=== Listing ===
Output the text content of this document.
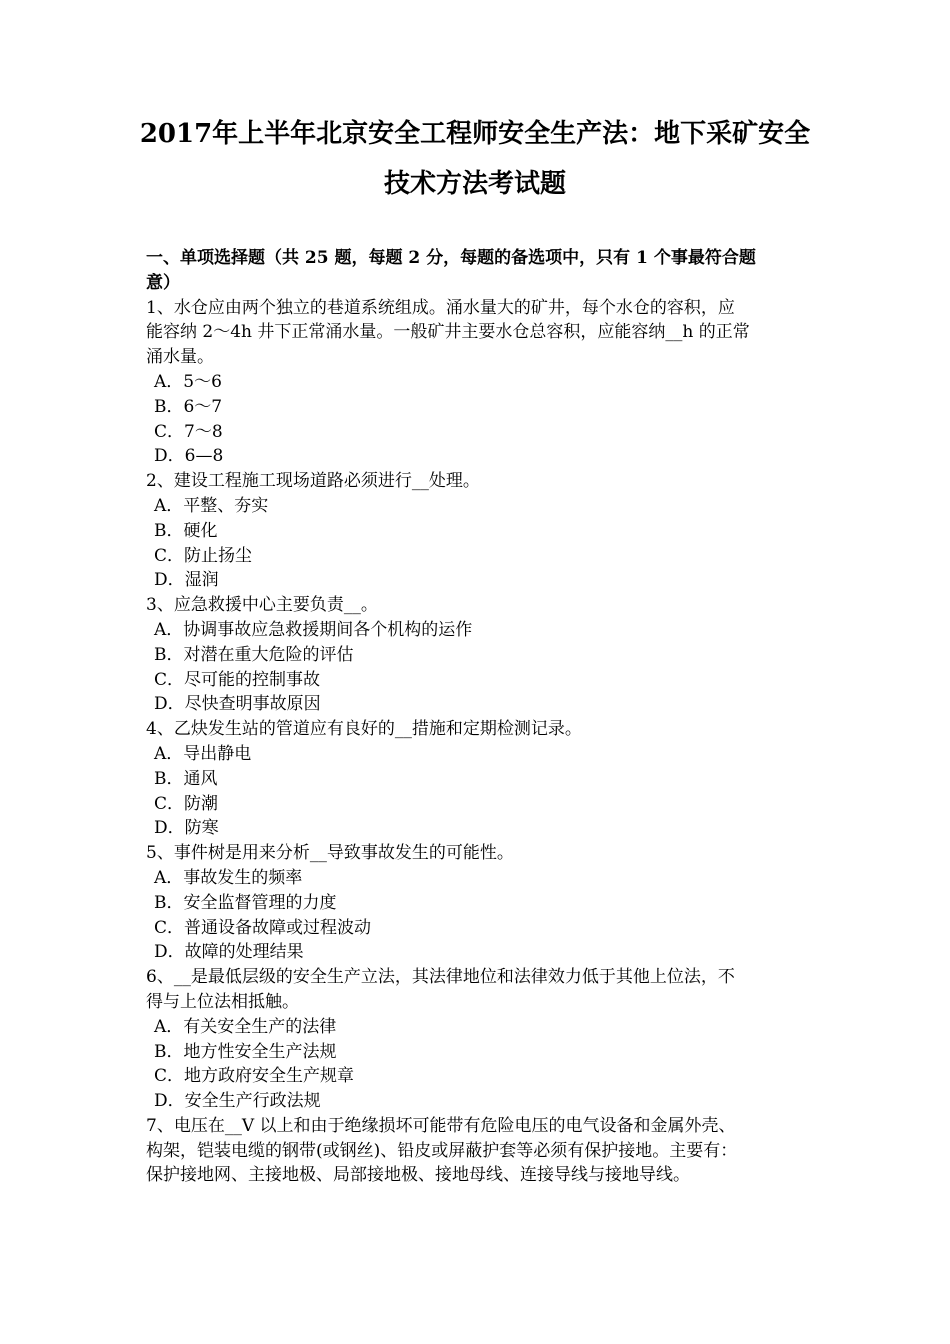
2017年上半年北京安全工程师安全生产法：地下采矿安全
技术方法考试题
一、单项选择题（共 25 题，每题 2 分，每题的备选项中，只有 1 个事最符合题
意）
1、水仓应由两个独立的巷道系统组成。涌水量大的矿井，每个水仓的容积，应
能容纳 2～4h 井下正常涌水量。一般矿井主要水仓总容积，应能容纳__h 的正常
涌水量。
A．5～6
B．6～7
C．7～8
D．6—8
2、建设工程施工现场道路必须进行__处理。
A．平整、夯实
B．硬化
C．防止扬尘
D．湿润
3、应急救援中心主要负责__。
A．协调事故应急救援期间各个机构的运作
B．对潜在重大危险的评估
C．尽可能的控制事故
D．尽快查明事故原因
4、乙炔发生站的管道应有良好的__措施和定期检测记录。
A．导出静电
B．通风
C．防潮
D．防寒
5、事件树是用来分析__导致事故发生的可能性。
A．事故发生的频率
B．安全监督管理的力度
C．普通设备故障或过程波动
D．故障的处理结果
6、__是最低层级的安全生产立法，其法律地位和法律效力低于其他上位法，不
得与上位法相抵触。
A．有关安全生产的法律
B．地方性安全生产法规
C．地方政府安全生产规章
D．安全生产行政法规
7、电压在__V 以上和由于绝缘损坏可能带有危险电压的电气设备和金属外壳、
构架，铠装电缆的钢带(或钢丝)、铅皮或屏蔽护套等必须有保护接地。主要有：
保护接地网、主接地极、局部接地极、接地母线、连接导线与接地导线。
===
Written task: Your task is to return the entries above exactly, with no pictures.

Answer to this exercise:
Output the text content of this document.
2017年上半年北京安全工程师安全生产法：地下采矿安全
技术方法考试题
一、单项选择题（共 25 题，每题 2 分，每题的备选项中，只有 1 个事最符合题
意）
1、水仓应由两个独立的巷道系统组成。涌水量大的矿井，每个水仓的容积，应
能容纳 2～4h 井下正常涌水量。一般矿井主要水仓总容积，应能容纳__h 的正常
涌水量。
A．5～6
B．6～7
C．7～8
D．6—8
2、建设工程施工现场道路必须进行__处理。
A．平整、夯实
B．硬化
C．防止扬尘
D．湿润
3、应急救援中心主要负责__。
A．协调事故应急救援期间各个机构的运作
B．对潜在重大危险的评估
C．尽可能的控制事故
D．尽快查明事故原因
4、乙炔发生站的管道应有良好的__措施和定期检测记录。
A．导出静电
B．通风
C．防潮
D．防寒
5、事件树是用来分析__导致事故发生的可能性。
A．事故发生的频率
B．安全监督管理的力度
C．普通设备故障或过程波动
D．故障的处理结果
6、__是最低层级的安全生产立法，其法律地位和法律效力低于其他上位法，不
得与上位法相抵触。
A．有关安全生产的法律
B．地方性安全生产法规
C．地方政府安全生产规章
D．安全生产行政法规
7、电压在__V 以上和由于绝缘损坏可能带有危险电压的电气设备和金属外壳、
构架，铠装电缆的钢带(或钢丝)、铅皮或屏蔽护套等必须有保护接地。主要有：
保护接地网、主接地极、局部接地极、接地母线、连接导线与接地导线。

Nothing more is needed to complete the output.